__Provided information__
# # # # # # #

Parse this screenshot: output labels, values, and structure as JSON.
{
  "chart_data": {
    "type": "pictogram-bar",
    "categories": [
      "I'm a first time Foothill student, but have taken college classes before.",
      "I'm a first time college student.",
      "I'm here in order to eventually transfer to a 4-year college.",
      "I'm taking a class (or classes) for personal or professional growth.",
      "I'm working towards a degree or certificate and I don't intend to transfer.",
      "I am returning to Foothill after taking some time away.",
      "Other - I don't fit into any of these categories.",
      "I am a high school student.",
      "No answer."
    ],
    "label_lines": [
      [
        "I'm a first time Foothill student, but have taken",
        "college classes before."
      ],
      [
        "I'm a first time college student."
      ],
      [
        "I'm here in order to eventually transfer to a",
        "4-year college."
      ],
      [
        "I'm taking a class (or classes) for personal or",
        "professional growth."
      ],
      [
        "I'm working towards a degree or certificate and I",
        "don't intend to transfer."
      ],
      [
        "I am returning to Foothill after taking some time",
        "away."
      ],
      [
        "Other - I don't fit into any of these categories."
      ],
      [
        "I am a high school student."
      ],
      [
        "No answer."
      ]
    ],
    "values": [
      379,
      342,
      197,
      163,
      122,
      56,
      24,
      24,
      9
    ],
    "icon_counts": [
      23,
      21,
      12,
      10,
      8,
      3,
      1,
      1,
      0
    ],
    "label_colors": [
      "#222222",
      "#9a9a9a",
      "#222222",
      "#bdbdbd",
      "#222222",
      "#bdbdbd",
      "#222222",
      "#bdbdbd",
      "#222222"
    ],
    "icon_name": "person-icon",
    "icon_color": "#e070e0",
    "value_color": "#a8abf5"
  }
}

# # # # # # #

__Exercise aim__
From the records above, pull out each line that has "returning".

__Full response__
      "I am returning to Foothill after taking some time away.",
        "I am returning to Foothill after taking some time",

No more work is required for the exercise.